Collected data entries:
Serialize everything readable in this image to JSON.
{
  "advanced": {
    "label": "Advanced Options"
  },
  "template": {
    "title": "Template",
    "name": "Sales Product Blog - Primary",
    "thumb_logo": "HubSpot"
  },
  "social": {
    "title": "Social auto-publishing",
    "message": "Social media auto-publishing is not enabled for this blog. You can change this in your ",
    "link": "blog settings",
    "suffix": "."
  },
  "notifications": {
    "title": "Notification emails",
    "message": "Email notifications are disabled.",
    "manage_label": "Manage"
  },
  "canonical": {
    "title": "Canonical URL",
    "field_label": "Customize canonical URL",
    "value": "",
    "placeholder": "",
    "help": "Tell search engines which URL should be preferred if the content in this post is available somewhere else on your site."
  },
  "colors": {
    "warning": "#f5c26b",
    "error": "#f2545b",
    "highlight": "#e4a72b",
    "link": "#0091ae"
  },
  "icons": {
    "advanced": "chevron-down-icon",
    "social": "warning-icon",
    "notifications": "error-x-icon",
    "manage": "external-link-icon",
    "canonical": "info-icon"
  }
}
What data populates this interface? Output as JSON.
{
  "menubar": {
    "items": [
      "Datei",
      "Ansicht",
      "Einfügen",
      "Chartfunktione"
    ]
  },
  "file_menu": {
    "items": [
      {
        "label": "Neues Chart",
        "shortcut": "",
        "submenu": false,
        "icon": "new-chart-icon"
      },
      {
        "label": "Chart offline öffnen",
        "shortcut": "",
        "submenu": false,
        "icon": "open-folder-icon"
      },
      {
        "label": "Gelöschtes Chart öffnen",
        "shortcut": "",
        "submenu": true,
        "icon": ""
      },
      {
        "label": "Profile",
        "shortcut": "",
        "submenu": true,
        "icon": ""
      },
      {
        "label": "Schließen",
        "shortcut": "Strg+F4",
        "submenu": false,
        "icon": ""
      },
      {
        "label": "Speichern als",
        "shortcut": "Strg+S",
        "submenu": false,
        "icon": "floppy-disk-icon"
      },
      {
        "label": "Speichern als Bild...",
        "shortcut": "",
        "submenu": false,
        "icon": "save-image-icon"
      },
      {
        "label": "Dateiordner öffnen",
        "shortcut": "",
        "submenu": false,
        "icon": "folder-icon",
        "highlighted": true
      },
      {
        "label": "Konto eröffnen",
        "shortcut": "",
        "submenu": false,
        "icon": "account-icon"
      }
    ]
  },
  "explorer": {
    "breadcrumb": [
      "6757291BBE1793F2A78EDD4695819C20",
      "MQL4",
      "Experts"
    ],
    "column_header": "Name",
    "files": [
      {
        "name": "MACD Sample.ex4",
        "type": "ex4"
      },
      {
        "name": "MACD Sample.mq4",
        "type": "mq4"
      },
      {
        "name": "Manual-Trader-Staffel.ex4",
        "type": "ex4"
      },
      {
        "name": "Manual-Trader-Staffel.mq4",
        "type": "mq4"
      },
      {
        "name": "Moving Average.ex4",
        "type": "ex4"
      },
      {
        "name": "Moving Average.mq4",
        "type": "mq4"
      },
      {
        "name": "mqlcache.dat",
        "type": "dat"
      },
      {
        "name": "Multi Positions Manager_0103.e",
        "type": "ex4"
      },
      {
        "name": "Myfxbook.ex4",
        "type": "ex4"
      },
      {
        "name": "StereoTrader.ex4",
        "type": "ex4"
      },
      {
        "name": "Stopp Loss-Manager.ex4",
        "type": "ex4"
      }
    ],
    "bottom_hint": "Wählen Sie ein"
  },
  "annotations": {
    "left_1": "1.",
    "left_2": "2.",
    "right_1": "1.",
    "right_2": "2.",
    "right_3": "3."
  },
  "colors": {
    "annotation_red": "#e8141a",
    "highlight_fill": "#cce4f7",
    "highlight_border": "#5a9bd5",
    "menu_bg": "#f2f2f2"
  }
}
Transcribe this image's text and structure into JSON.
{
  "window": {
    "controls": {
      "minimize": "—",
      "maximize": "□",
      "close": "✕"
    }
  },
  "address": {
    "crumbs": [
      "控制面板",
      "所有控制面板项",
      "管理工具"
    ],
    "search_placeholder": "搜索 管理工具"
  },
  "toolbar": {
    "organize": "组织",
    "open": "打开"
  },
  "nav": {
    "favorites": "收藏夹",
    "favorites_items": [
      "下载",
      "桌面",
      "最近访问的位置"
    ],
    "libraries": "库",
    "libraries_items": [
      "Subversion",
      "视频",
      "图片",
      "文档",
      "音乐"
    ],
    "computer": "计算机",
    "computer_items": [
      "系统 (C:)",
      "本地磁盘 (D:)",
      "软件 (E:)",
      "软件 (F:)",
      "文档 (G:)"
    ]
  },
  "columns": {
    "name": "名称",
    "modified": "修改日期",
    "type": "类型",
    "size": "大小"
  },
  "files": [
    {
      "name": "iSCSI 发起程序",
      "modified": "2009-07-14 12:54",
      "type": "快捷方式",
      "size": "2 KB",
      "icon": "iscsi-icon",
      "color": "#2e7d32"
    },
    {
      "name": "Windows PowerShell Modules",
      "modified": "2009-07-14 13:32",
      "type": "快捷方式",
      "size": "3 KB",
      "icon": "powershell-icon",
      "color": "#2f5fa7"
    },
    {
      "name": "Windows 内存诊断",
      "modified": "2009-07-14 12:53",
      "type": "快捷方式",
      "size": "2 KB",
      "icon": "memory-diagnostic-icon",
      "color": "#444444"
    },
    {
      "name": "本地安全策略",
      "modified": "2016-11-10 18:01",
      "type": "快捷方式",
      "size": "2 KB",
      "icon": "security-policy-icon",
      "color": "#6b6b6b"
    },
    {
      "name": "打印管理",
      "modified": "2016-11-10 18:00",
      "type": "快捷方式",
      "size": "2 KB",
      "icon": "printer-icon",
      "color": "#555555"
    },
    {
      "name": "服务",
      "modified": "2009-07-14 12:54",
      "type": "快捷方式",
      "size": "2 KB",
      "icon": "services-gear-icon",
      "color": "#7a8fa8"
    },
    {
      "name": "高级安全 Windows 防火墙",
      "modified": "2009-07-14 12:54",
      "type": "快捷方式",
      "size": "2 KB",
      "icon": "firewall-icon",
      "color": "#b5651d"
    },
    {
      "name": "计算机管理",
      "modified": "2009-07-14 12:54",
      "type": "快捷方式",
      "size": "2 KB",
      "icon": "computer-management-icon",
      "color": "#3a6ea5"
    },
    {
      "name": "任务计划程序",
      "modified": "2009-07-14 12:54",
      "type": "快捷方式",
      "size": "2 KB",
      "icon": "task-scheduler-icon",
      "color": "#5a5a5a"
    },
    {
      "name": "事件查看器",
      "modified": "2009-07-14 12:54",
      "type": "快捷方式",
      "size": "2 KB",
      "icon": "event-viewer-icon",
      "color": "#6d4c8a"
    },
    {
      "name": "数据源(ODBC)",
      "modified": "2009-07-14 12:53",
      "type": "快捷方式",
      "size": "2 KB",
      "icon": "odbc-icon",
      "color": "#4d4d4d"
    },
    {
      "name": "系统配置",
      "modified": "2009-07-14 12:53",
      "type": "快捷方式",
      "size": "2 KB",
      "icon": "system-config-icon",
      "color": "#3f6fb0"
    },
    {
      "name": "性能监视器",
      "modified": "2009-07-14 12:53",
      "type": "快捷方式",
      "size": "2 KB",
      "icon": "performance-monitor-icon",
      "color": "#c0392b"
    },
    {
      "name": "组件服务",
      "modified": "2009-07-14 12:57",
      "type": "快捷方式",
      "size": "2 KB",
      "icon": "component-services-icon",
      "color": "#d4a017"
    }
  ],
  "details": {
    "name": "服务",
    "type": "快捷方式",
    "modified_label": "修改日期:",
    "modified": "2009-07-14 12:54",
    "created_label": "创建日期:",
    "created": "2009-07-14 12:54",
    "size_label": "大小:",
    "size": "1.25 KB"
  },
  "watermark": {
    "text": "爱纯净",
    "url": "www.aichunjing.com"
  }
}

* [Set problem]
Pick out the lines above containing the word "notifications", then copy them.

* [Worked answer]
  "notifications": {
    "message": "Email notifications are disabled.",
    "notifications": "error-x-icon",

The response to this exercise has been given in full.